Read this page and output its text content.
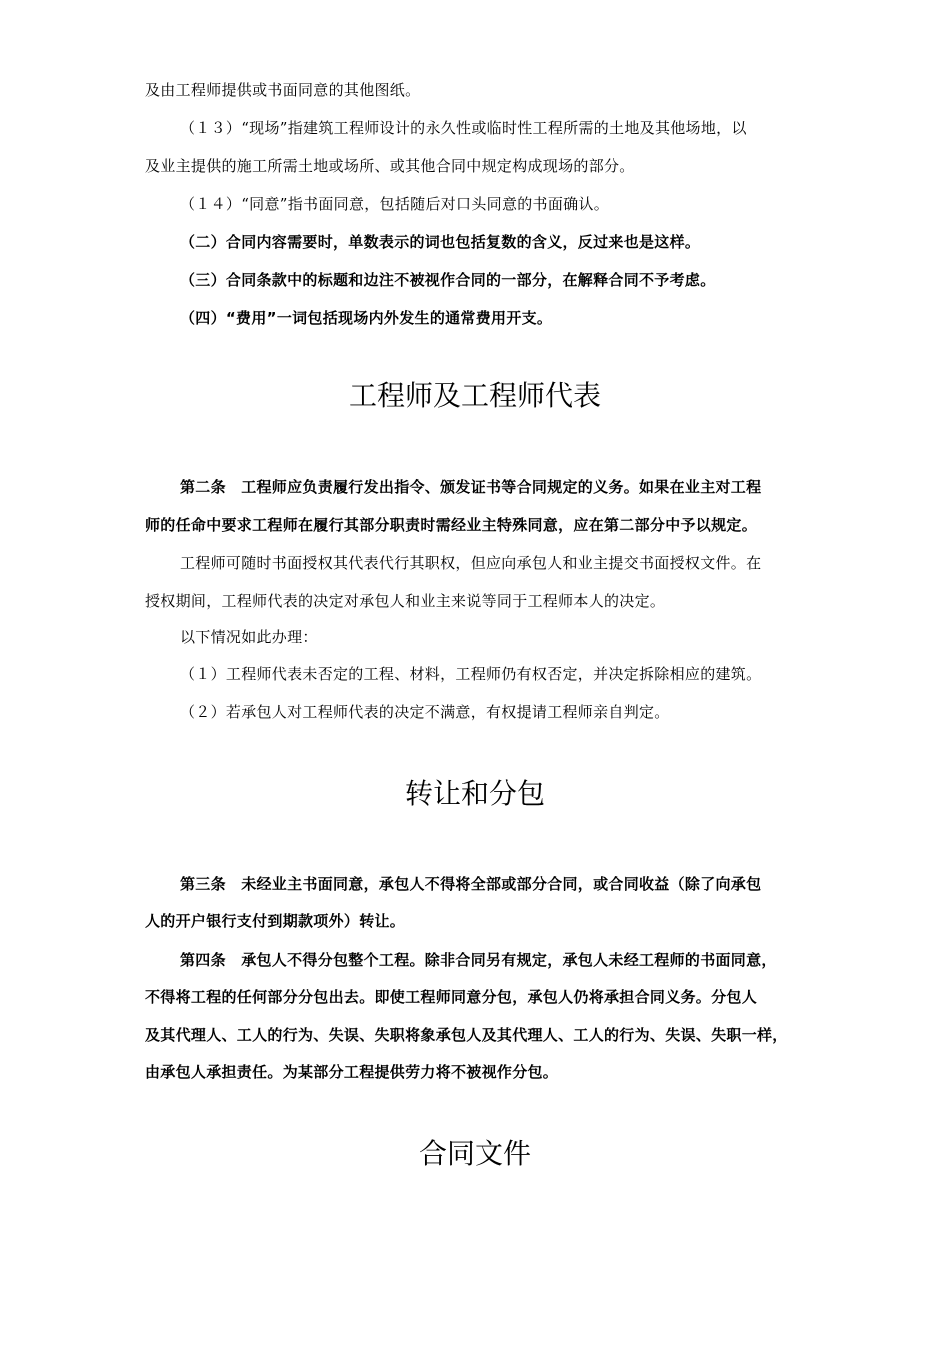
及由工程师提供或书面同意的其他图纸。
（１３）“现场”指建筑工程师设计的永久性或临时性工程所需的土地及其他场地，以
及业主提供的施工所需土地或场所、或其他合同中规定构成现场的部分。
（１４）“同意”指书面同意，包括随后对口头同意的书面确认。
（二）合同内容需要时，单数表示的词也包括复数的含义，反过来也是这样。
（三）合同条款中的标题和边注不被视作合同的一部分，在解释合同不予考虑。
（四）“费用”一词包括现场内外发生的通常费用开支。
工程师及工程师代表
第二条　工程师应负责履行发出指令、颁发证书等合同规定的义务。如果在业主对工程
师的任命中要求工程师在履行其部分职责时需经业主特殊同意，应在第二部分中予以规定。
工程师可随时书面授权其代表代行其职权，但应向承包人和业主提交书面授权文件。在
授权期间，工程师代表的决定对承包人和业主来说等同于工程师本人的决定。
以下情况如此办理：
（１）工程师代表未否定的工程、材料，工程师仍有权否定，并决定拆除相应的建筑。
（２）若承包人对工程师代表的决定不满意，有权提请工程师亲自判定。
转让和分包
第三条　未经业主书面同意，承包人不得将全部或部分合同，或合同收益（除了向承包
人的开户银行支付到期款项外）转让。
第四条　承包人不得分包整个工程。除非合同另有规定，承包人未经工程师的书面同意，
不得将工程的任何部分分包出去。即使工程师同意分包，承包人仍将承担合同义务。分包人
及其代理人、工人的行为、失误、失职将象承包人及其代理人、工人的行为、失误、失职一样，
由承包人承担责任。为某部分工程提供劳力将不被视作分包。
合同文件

§ §

PROBLEM
Repeat the records above verbatim, with no pictures in the result.

SOLUTION FOR THIS EXERCISE
Read this page and output its text content.
及由工程师提供或书面同意的其他图纸。
（１３）“现场”指建筑工程师设计的永久性或临时性工程所需的土地及其他场地，以
及业主提供的施工所需土地或场所、或其他合同中规定构成现场的部分。
（１４）“同意”指书面同意，包括随后对口头同意的书面确认。
（二）合同内容需要时，单数表示的词也包括复数的含义，反过来也是这样。
（三）合同条款中的标题和边注不被视作合同的一部分，在解释合同不予考虑。
（四）“费用”一词包括现场内外发生的通常费用开支。
工程师及工程师代表
第二条　工程师应负责履行发出指令、颁发证书等合同规定的义务。如果在业主对工程
师的任命中要求工程师在履行其部分职责时需经业主特殊同意，应在第二部分中予以规定。
工程师可随时书面授权其代表代行其职权，但应向承包人和业主提交书面授权文件。在
授权期间，工程师代表的决定对承包人和业主来说等同于工程师本人的决定。
以下情况如此办理：
（１）工程师代表未否定的工程、材料，工程师仍有权否定，并决定拆除相应的建筑。
（２）若承包人对工程师代表的决定不满意，有权提请工程师亲自判定。
转让和分包
第三条　未经业主书面同意，承包人不得将全部或部分合同，或合同收益（除了向承包
人的开户银行支付到期款项外）转让。
第四条　承包人不得分包整个工程。除非合同另有规定，承包人未经工程师的书面同意，
不得将工程的任何部分分包出去。即使工程师同意分包，承包人仍将承担合同义务。分包人
及其代理人、工人的行为、失误、失职将象承包人及其代理人、工人的行为、失误、失职一样，
由承包人承担责任。为某部分工程提供劳力将不被视作分包。
合同文件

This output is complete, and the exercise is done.